Reproduce all the lines below exactly and omit the images.

** Begin Input records **

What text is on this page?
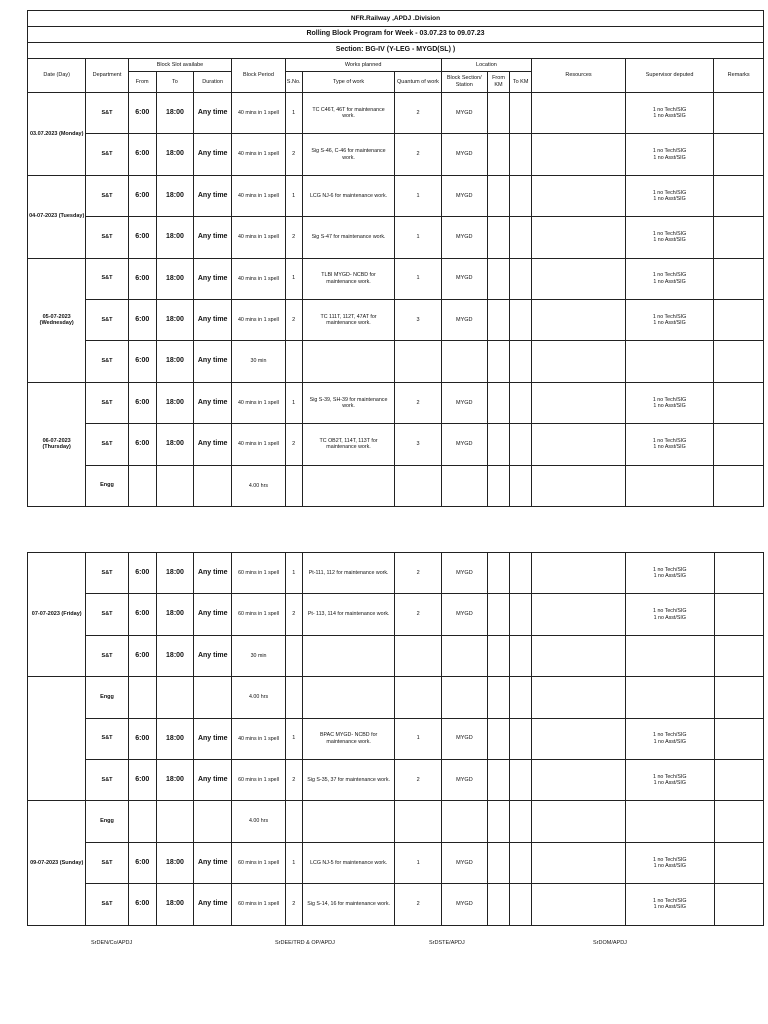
NFR.Railway ,APDJ .Division														
Rolling Block Program for Week - 03.07.23 to 09.07.23														
Section: BG-IV (Y-LEG - MYGD(SL) )														
Date (Day)	Department	Block Slot availabe			Block Period	Works planned			Location			Resources	Supervisor deputed	Remarks
		From	To	Duration		S.No.	Type of work	Quantum of work	Block Section/ Station	From KM	To KM			
03.07.2023 (Monday)	S&T	6:00	18:00	Any time	40 mins in 1 spell	1	TC C46T, 46T for maintenance work.	2	MYGD				1 no Tech/SIG
1 no Asst/SIG	

	S&T	6:00	18:00	Any time	40 mins in 1 spell	2	Sig S-46, C-46 for maintenance work.	2	MYGD				1 no Tech/SIG
1 no Asst/SIG	

04-07-2023 (Tuesday)	S&T	6:00	18:00	Any time	40 mins in 1 spell	1	LCG NJ-6 for maintenance work.	1	MYGD				1 no Tech/SIG
1 no Asst/SIG	

	S&T	6:00	18:00	Any time	40 mins in 1 spell	2	Sig S-47 for maintenance work.	1	MYGD				1 no Tech/SIG
1 no Asst/SIG	

05-07-2023 (Wednesday)	S&T	6:00	18:00	Any time	40 mins in 1 spell	1	TLBI MYGD- NCBD for maintenance work.	1	MYGD				1 no Tech/SIG
1 no Asst/SIG	

	S&T	6:00	18:00	Any time	40 mins in 1 spell	2	TC 111T, 112T, 47AT for maintenance work.	3	MYGD				1 no Tech/SIG
1 no Asst/SIG	

	S&T	6:00	18:00	Any time	30 min								

06-07-2023 (Thursday)	S&T	6:00	18:00	Any time	40 mins in 1 spell	1	Sig S-39, SH-39 for maintenance work.	2	MYGD				1 no Tech/SIG
1 no Asst/SIG	

	S&T	6:00	18:00	Any time	40 mins in 1 spell	2	TC OB2T, 114T, 113T for maintenance work.	3	MYGD				1 no Tech/SIG
1 no Asst/SIG	

	Engg				4.00 hrs								

07-07-2023 (Friday)	S&T	6:00	18:00	Any time	60 mins in 1 spell	1	Pt-111, 112 for maintenance work.	2	MYGD				1 no Tech/SIG
1 no Asst/SIG	

	S&T	6:00	18:00	Any time	60 mins in 1 spell	2	Pt- 113, 114 for maintenance work.	2	MYGD				1 no Tech/SIG
1 no Asst/SIG	

	S&T	6:00	18:00	Any time	30 min								

	Engg				4.00 hrs								

	S&T	6:00	18:00	Any time	40 mins in 1 spell	1	BPAC MYGD- NCBD for maintenance work.	1	MYGD				1 no Tech/SIG
1 no Asst/SIG	

	S&T	6:00	18:00	Any time	60 mins in 1 spell	2	Sig S-35, 37 for maintenance work.	2	MYGD				1 no Tech/SIG
1 no Asst/SIG	

09-07-2023 (Sunday)	Engg				4.00 hrs								

	S&T	6:00	18:00	Any time	60 mins in 1 spell	1	LCG NJ-5 for maintenance work.	1	MYGD				1 no Tech/SIG
1 no Asst/SIG	

	S&T	6:00	18:00	Any time	60 mins in 1 spell	2	Sig S-14, 16 for maintenance work.	2	MYGD				1 no Tech/SIG
1 no Asst/SIG	

SrDEN/Co/APDJ	SrDEE/TRD & OP/APDJ	SrDSTE/APDJ	SrDOM/APDJ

** End Input records **

_Solved problem_:
What text is on this page?
NFR.Railway ,APDJ .Division														
Rolling Block Program for Week - 03.07.23 to 09.07.23														
Section: BG-IV (Y-LEG - MYGD(SL) )														
Date (Day)	Department	Block Slot availabe			Block Period	Works planned			Location			Resources	Supervisor deputed	Remarks
		From	To	Duration		S.No.	Type of work	Quantum of work	Block Section/ Station	From KM	To KM			
03.07.2023 (Monday)	S&T	6:00	18:00	Any time	40 mins in 1 spell	1	TC C46T, 46T for maintenance work.	2	MYGD				1 no Tech/SIG
1 no Asst/SIG	

	S&T	6:00	18:00	Any time	40 mins in 1 spell	2	Sig S-46, C-46 for maintenance work.	2	MYGD				1 no Tech/SIG
1 no Asst/SIG	

04-07-2023 (Tuesday)	S&T	6:00	18:00	Any time	40 mins in 1 spell	1	LCG NJ-6 for maintenance work.	1	MYGD				1 no Tech/SIG
1 no Asst/SIG	

	S&T	6:00	18:00	Any time	40 mins in 1 spell	2	Sig S-47 for maintenance work.	1	MYGD				1 no Tech/SIG
1 no Asst/SIG	

05-07-2023 (Wednesday)	S&T	6:00	18:00	Any time	40 mins in 1 spell	1	TLBI MYGD- NCBD for maintenance work.	1	MYGD				1 no Tech/SIG
1 no Asst/SIG	

	S&T	6:00	18:00	Any time	40 mins in 1 spell	2	TC 111T, 112T, 47AT for maintenance work.	3	MYGD				1 no Tech/SIG
1 no Asst/SIG	

	S&T	6:00	18:00	Any time	30 min								

06-07-2023 (Thursday)	S&T	6:00	18:00	Any time	40 mins in 1 spell	1	Sig S-39, SH-39 for maintenance work.	2	MYGD				1 no Tech/SIG
1 no Asst/SIG	

	S&T	6:00	18:00	Any time	40 mins in 1 spell	2	TC OB2T, 114T, 113T for maintenance work.	3	MYGD				1 no Tech/SIG
1 no Asst/SIG	

	Engg				4.00 hrs								

07-07-2023 (Friday)	S&T	6:00	18:00	Any time	60 mins in 1 spell	1	Pt-111, 112 for maintenance work.	2	MYGD				1 no Tech/SIG
1 no Asst/SIG	

	S&T	6:00	18:00	Any time	60 mins in 1 spell	2	Pt- 113, 114 for maintenance work.	2	MYGD				1 no Tech/SIG
1 no Asst/SIG	

	S&T	6:00	18:00	Any time	30 min								

	Engg				4.00 hrs								

	S&T	6:00	18:00	Any time	40 mins in 1 spell	1	BPAC MYGD- NCBD for maintenance work.	1	MYGD				1 no Tech/SIG
1 no Asst/SIG	

	S&T	6:00	18:00	Any time	60 mins in 1 spell	2	Sig S-35, 37 for maintenance work.	2	MYGD				1 no Tech/SIG
1 no Asst/SIG	

09-07-2023 (Sunday)	Engg				4.00 hrs								

	S&T	6:00	18:00	Any time	60 mins in 1 spell	1	LCG NJ-5 for maintenance work.	1	MYGD				1 no Tech/SIG
1 no Asst/SIG	

	S&T	6:00	18:00	Any time	60 mins in 1 spell	2	Sig S-14, 16 for maintenance work.	2	MYGD				1 no Tech/SIG
1 no Asst/SIG	

SrDEN/Co/APDJ	SrDEE/TRD & OP/APDJ	SrDSTE/APDJ	SrDOM/APDJ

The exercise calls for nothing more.